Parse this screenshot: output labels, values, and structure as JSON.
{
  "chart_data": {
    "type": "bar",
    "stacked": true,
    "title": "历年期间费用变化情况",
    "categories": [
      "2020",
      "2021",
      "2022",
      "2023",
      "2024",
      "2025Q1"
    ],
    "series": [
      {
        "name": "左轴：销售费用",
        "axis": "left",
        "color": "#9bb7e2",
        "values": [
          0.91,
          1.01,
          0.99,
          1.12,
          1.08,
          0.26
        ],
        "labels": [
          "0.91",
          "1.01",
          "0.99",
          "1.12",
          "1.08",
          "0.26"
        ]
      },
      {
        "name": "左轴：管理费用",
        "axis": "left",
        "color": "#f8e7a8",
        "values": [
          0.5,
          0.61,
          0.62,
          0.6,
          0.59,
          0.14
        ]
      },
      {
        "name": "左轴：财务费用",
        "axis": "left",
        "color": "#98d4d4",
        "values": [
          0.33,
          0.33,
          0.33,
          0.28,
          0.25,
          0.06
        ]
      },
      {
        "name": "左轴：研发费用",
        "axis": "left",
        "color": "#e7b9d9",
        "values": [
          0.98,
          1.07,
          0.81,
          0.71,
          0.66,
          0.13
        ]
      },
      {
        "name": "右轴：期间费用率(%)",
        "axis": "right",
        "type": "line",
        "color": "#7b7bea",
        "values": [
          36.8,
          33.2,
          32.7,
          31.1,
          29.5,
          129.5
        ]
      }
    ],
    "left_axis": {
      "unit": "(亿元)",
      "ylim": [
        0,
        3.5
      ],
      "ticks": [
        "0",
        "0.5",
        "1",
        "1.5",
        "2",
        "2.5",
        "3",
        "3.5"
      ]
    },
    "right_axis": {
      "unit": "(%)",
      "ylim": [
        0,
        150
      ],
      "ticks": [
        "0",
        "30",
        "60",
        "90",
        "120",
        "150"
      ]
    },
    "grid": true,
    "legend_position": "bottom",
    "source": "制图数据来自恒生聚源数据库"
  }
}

=-=-=-=-=

__The exercise__. Retype every entry word for word.

__Final result__.
Parse this screenshot: output labels, values, and structure as JSON.
{
  "chart_data": {
    "type": "bar",
    "stacked": true,
    "title": "历年期间费用变化情况",
    "categories": [
      "2020",
      "2021",
      "2022",
      "2023",
      "2024",
      "2025Q1"
    ],
    "series": [
      {
        "name": "左轴：销售费用",
        "axis": "left",
        "color": "#9bb7e2",
        "values": [
          0.91,
          1.01,
          0.99,
          1.12,
          1.08,
          0.26
        ],
        "labels": [
          "0.91",
          "1.01",
          "0.99",
          "1.12",
          "1.08",
          "0.26"
        ]
      },
      {
        "name": "左轴：管理费用",
        "axis": "left",
        "color": "#f8e7a8",
        "values": [
          0.5,
          0.61,
          0.62,
          0.6,
          0.59,
          0.14
        ]
      },
      {
        "name": "左轴：财务费用",
        "axis": "left",
        "color": "#98d4d4",
        "values": [
          0.33,
          0.33,
          0.33,
          0.28,
          0.25,
          0.06
        ]
      },
      {
        "name": "左轴：研发费用",
        "axis": "left",
        "color": "#e7b9d9",
        "values": [
          0.98,
          1.07,
          0.81,
          0.71,
          0.66,
          0.13
        ]
      },
      {
        "name": "右轴：期间费用率(%)",
        "axis": "right",
        "type": "line",
        "color": "#7b7bea",
        "values": [
          36.8,
          33.2,
          32.7,
          31.1,
          29.5,
          129.5
        ]
      }
    ],
    "left_axis": {
      "unit": "(亿元)",
      "ylim": [
        0,
        3.5
      ],
      "ticks": [
        "0",
        "0.5",
        "1",
        "1.5",
        "2",
        "2.5",
        "3",
        "3.5"
      ]
    },
    "right_axis": {
      "unit": "(%)",
      "ylim": [
        0,
        150
      ],
      "ticks": [
        "0",
        "30",
        "60",
        "90",
        "120",
        "150"
      ]
    },
    "grid": true,
    "legend_position": "bottom",
    "source": "制图数据来自恒生聚源数据库"
  }
}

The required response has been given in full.